● **EXERCISE BRIEF**: Your task is to gather the lines below that hold the string "Fenders".

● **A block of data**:
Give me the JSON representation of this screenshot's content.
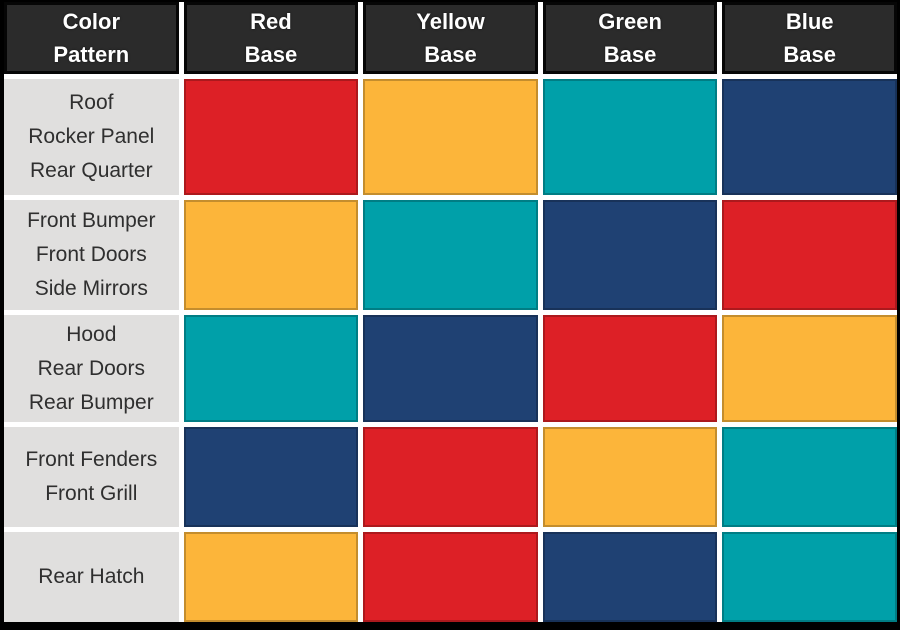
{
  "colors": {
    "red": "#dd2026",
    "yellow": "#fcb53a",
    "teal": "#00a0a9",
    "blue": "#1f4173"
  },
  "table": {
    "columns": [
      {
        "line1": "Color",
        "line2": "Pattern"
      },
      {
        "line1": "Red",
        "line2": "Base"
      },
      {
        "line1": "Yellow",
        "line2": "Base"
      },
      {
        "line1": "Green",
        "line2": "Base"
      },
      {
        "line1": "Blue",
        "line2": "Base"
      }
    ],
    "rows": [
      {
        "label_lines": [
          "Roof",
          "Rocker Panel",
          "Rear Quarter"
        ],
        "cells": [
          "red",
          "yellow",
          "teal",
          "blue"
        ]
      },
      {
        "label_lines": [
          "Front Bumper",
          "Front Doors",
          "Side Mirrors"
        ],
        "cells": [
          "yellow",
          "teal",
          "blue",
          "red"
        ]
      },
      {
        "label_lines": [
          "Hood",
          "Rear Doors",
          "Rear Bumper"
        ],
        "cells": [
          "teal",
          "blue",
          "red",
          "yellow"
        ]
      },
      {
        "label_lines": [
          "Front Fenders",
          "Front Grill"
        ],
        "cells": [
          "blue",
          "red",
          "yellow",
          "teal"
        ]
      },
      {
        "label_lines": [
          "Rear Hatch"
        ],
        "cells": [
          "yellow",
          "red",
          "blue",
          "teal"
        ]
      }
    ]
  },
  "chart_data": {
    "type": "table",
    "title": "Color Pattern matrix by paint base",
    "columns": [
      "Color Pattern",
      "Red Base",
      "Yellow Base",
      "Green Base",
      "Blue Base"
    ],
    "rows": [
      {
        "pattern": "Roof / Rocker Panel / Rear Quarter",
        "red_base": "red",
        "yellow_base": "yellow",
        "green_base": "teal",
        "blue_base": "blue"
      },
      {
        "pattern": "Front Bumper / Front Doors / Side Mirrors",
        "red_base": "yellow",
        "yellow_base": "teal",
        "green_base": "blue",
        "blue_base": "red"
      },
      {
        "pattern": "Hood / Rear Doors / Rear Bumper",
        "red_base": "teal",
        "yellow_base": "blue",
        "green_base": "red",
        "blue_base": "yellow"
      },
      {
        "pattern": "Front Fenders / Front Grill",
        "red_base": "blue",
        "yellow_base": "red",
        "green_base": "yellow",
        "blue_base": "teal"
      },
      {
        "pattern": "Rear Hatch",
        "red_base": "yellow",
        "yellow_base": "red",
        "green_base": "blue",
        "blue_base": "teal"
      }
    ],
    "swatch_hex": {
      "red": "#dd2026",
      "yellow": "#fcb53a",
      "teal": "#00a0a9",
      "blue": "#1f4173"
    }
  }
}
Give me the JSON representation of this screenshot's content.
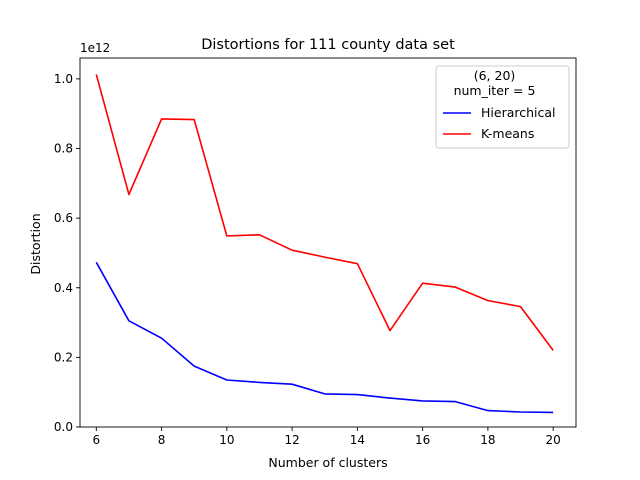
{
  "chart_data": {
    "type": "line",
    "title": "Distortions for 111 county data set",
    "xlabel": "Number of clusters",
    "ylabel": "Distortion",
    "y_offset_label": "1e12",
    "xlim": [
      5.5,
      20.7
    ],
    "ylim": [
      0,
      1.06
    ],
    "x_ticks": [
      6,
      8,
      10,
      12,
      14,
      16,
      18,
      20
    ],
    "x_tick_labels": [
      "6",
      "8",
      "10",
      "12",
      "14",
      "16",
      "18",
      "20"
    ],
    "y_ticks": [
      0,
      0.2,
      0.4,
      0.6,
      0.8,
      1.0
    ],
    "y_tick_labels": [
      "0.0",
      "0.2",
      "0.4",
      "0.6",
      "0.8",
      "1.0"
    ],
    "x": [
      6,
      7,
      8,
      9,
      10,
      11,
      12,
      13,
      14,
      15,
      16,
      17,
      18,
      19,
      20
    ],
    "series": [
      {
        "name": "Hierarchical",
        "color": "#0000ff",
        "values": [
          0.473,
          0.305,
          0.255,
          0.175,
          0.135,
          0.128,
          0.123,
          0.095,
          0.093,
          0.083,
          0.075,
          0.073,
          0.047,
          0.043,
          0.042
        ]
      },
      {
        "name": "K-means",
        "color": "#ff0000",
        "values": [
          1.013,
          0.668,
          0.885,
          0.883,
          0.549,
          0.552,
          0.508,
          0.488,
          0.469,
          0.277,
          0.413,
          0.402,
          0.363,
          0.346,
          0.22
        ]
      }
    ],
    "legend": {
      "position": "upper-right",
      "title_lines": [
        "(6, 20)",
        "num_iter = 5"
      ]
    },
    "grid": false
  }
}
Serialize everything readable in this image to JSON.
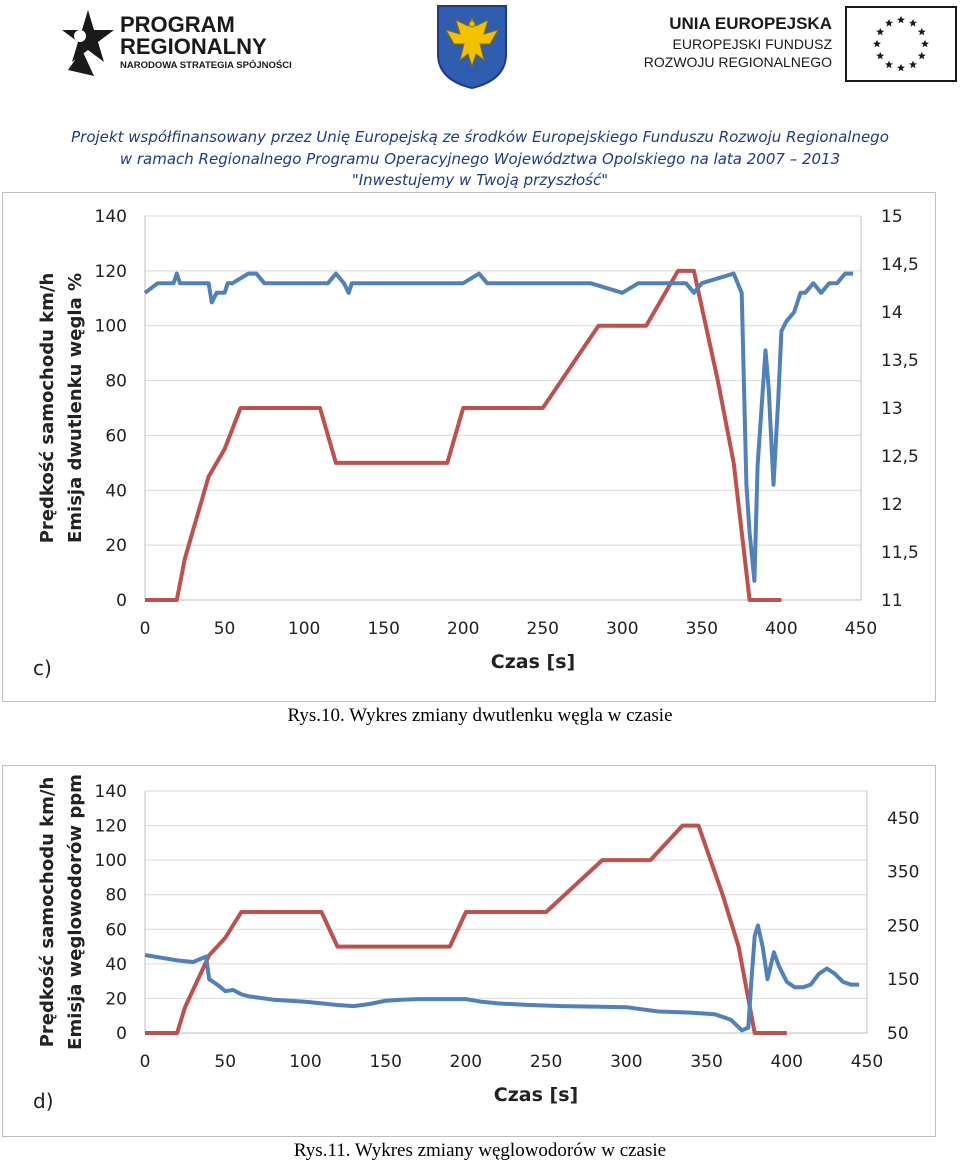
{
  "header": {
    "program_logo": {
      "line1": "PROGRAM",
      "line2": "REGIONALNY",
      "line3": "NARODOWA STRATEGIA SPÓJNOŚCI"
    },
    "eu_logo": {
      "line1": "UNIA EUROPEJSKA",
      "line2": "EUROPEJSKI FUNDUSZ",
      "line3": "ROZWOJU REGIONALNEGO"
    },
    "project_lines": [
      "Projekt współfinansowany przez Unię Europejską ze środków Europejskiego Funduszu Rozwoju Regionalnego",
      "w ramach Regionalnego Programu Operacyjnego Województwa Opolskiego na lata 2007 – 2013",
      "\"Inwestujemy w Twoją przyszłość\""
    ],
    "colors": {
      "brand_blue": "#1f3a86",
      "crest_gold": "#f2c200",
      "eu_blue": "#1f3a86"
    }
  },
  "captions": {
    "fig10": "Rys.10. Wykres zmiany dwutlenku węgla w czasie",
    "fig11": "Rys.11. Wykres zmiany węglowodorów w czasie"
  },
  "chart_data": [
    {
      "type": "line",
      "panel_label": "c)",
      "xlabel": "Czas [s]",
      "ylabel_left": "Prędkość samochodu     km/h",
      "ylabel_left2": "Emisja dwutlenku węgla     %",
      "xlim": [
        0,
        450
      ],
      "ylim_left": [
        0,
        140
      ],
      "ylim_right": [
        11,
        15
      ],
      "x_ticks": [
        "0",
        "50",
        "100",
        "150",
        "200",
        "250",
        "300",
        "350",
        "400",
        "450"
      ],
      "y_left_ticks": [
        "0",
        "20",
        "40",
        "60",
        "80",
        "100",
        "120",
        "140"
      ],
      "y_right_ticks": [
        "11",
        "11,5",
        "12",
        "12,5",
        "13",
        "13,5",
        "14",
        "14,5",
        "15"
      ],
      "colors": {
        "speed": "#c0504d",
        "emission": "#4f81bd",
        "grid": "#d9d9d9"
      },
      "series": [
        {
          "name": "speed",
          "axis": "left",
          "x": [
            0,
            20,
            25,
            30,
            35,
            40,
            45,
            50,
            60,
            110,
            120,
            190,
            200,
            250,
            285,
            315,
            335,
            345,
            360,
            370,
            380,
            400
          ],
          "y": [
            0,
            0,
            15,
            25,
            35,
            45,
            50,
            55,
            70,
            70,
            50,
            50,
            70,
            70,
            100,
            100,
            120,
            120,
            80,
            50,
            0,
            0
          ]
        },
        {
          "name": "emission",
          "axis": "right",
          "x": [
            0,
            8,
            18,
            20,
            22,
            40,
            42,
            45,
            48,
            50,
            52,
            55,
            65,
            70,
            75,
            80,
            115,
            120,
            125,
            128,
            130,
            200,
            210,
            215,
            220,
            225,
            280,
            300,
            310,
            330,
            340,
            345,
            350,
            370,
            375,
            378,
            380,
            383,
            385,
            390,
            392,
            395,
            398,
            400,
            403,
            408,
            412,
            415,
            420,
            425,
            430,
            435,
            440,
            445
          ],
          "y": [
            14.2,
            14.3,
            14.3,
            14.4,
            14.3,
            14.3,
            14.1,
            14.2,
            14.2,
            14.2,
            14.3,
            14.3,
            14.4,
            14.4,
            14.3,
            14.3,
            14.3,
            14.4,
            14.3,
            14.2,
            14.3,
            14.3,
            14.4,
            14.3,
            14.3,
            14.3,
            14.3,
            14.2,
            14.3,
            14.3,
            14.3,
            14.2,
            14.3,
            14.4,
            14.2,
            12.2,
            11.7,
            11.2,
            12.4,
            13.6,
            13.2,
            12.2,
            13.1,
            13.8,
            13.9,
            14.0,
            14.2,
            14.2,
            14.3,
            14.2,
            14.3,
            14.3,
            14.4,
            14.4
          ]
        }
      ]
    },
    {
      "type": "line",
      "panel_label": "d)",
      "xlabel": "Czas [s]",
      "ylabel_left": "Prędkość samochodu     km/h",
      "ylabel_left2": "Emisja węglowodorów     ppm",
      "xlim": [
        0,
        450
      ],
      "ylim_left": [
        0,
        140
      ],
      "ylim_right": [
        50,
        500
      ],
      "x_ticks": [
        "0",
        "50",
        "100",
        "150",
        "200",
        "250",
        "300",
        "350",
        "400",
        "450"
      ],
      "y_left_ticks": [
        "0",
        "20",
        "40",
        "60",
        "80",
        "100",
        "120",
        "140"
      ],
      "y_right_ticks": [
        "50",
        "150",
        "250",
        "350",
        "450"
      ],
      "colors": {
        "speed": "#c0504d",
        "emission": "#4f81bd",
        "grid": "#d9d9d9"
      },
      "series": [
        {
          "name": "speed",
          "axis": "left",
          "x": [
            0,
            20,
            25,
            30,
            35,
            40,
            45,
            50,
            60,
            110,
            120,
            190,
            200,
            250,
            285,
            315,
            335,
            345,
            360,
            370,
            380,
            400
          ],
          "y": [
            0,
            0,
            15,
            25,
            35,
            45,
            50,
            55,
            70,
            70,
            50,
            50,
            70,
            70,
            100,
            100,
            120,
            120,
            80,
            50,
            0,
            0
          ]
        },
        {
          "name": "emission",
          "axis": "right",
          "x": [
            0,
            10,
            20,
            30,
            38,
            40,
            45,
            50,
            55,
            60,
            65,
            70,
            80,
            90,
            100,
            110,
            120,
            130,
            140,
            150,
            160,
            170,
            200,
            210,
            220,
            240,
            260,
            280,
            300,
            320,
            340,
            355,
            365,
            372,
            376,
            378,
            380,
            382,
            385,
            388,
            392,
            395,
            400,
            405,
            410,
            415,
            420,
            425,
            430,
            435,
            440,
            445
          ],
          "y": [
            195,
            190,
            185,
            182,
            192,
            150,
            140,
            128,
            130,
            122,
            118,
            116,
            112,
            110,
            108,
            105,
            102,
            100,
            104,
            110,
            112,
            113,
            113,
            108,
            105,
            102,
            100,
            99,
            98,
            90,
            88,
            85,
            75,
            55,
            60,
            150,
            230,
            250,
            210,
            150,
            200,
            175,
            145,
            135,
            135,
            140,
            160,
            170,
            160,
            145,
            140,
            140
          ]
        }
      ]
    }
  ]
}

● **FINAL ANSWER**:
          "Front Fenders",
        "pattern": "Front Fenders / Front Grill",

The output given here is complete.